____ ENTRIES PROVIDED

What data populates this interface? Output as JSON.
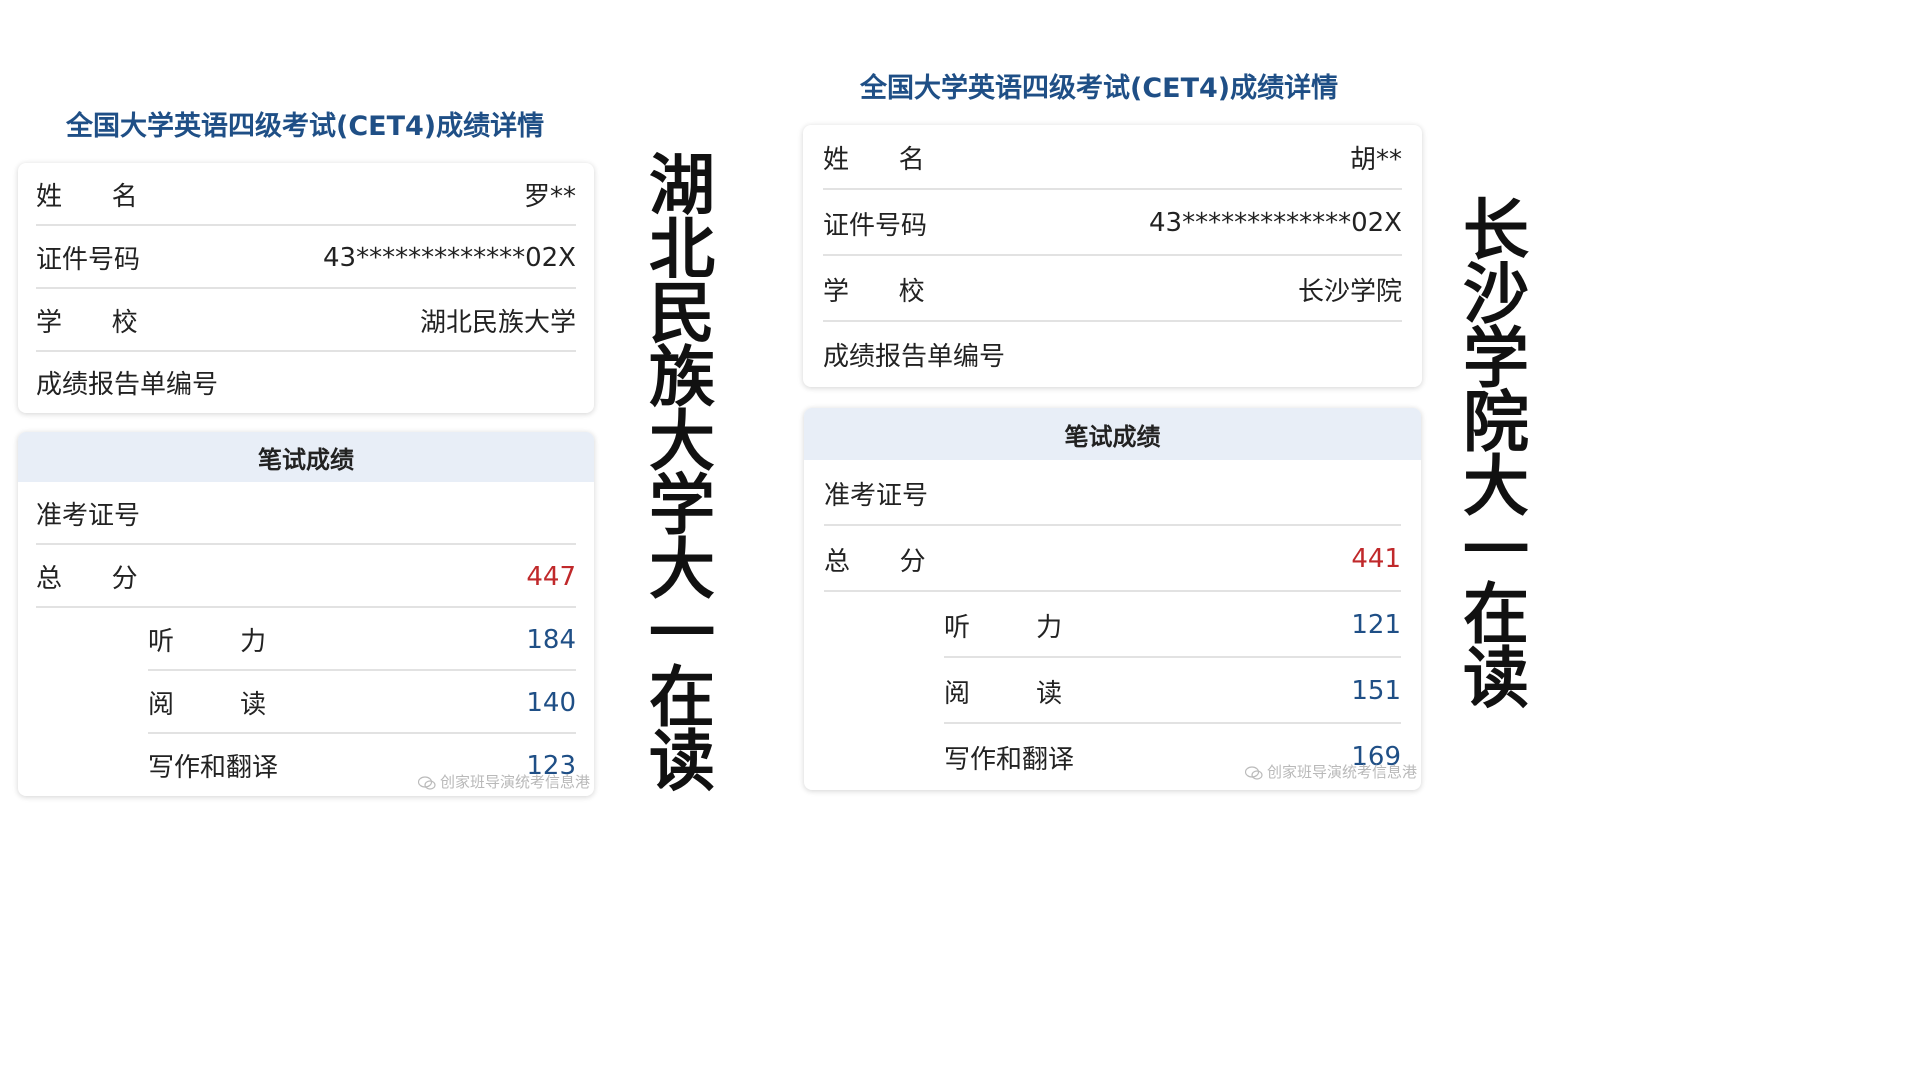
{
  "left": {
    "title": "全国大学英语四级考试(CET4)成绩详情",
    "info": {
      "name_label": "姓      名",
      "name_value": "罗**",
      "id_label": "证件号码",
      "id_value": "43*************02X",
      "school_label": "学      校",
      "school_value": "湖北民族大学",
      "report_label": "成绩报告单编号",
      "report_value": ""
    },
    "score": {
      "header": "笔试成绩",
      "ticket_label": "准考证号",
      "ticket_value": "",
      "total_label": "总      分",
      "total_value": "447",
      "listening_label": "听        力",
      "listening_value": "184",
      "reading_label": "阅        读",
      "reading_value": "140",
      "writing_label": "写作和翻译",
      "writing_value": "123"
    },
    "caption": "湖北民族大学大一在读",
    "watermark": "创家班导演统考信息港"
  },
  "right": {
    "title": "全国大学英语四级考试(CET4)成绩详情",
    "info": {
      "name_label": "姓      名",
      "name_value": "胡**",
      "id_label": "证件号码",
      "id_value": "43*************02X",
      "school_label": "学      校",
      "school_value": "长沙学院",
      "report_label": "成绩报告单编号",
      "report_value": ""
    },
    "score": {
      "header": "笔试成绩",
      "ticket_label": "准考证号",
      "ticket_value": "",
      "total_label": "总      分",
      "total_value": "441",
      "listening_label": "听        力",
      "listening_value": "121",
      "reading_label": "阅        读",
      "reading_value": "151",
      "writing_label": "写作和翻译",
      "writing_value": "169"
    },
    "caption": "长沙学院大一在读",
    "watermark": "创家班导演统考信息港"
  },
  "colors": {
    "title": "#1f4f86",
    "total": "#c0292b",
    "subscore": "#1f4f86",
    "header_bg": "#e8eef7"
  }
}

________

- _EXERCISE BRIEF_
Print out the whole of the material word for word, without pictures.

- _REPLY_
What data populates this interface? Output as JSON.
{
  "left": {
    "title": "全国大学英语四级考试(CET4)成绩详情",
    "info": {
      "name_label": "姓      名",
      "name_value": "罗**",
      "id_label": "证件号码",
      "id_value": "43*************02X",
      "school_label": "学      校",
      "school_value": "湖北民族大学",
      "report_label": "成绩报告单编号",
      "report_value": ""
    },
    "score": {
      "header": "笔试成绩",
      "ticket_label": "准考证号",
      "ticket_value": "",
      "total_label": "总      分",
      "total_value": "447",
      "listening_label": "听        力",
      "listening_value": "184",
      "reading_label": "阅        读",
      "reading_value": "140",
      "writing_label": "写作和翻译",
      "writing_value": "123"
    },
    "caption": "湖北民族大学大一在读",
    "watermark": "创家班导演统考信息港"
  },
  "right": {
    "title": "全国大学英语四级考试(CET4)成绩详情",
    "info": {
      "name_label": "姓      名",
      "name_value": "胡**",
      "id_label": "证件号码",
      "id_value": "43*************02X",
      "school_label": "学      校",
      "school_value": "长沙学院",
      "report_label": "成绩报告单编号",
      "report_value": ""
    },
    "score": {
      "header": "笔试成绩",
      "ticket_label": "准考证号",
      "ticket_value": "",
      "total_label": "总      分",
      "total_value": "441",
      "listening_label": "听        力",
      "listening_value": "121",
      "reading_label": "阅        读",
      "reading_value": "151",
      "writing_label": "写作和翻译",
      "writing_value": "169"
    },
    "caption": "长沙学院大一在读",
    "watermark": "创家班导演统考信息港"
  },
  "colors": {
    "title": "#1f4f86",
    "total": "#c0292b",
    "subscore": "#1f4f86",
    "header_bg": "#e8eef7"
  }
}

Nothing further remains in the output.